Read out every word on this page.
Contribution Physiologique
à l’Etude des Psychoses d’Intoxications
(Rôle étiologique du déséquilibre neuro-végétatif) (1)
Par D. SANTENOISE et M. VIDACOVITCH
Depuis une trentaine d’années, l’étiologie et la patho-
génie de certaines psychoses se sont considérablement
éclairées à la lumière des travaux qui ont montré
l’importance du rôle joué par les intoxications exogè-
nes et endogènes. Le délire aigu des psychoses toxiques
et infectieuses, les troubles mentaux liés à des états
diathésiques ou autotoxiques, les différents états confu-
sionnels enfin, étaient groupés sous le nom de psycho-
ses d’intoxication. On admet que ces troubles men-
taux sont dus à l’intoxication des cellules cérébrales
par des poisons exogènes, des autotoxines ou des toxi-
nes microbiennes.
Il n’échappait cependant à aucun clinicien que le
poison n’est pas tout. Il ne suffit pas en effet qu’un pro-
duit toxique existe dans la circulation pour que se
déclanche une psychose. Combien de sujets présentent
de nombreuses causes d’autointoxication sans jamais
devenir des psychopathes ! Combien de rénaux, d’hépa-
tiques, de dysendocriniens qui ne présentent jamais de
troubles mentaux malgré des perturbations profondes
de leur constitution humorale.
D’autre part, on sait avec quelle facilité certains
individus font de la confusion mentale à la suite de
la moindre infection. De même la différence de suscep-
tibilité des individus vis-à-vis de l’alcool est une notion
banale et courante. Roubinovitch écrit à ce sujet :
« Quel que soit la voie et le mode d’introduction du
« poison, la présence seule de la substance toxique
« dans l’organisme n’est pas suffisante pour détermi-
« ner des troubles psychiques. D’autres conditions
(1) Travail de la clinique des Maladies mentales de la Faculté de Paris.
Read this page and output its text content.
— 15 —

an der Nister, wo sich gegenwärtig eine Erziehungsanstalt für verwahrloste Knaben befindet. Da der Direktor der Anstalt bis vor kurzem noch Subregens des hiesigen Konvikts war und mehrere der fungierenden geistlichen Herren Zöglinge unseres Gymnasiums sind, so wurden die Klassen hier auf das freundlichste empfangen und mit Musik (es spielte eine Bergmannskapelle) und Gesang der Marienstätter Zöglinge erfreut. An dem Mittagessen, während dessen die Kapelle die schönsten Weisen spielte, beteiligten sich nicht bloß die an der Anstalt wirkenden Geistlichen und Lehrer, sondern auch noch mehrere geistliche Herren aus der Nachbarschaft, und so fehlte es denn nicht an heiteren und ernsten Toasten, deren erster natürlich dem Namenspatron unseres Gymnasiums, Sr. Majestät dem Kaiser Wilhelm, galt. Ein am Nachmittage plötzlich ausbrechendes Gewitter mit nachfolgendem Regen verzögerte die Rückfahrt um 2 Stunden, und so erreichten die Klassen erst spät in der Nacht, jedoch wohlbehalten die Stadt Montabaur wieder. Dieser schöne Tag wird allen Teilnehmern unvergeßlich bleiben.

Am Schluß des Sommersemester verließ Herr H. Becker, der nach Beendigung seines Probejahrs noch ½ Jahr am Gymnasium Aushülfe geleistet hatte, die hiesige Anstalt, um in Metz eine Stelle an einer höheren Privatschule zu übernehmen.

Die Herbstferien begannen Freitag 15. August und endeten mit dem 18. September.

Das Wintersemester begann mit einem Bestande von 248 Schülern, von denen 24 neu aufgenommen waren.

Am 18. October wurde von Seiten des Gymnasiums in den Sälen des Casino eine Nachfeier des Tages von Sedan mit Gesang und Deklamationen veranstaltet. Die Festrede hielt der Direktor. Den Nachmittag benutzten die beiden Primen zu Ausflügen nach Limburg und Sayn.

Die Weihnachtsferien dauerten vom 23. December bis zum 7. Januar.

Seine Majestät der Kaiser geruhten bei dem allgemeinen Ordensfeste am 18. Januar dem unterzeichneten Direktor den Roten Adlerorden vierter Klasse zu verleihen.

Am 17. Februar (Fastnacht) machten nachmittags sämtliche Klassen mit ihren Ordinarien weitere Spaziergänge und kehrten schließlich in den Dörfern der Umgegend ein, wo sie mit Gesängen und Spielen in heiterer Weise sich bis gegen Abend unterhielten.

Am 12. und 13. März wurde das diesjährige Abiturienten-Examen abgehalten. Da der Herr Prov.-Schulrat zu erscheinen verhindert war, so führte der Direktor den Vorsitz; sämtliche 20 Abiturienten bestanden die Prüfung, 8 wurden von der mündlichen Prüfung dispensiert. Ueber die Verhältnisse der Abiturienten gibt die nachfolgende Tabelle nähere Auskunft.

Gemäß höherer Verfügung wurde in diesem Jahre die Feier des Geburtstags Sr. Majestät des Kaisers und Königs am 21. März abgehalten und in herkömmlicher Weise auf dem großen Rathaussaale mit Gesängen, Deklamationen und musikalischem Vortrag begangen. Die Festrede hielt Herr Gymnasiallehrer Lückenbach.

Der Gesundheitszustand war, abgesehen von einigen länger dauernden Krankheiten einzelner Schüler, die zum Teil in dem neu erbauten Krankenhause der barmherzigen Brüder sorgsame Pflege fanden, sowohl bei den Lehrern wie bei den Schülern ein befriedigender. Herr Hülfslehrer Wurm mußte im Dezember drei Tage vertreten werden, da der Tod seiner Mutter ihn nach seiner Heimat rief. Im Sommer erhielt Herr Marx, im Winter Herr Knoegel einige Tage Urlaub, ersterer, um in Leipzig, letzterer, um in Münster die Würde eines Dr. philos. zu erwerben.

..............................

* What to work on
Check each line in the entries above for the string "sont", then give the number of matching lines alone.

* Answer section
2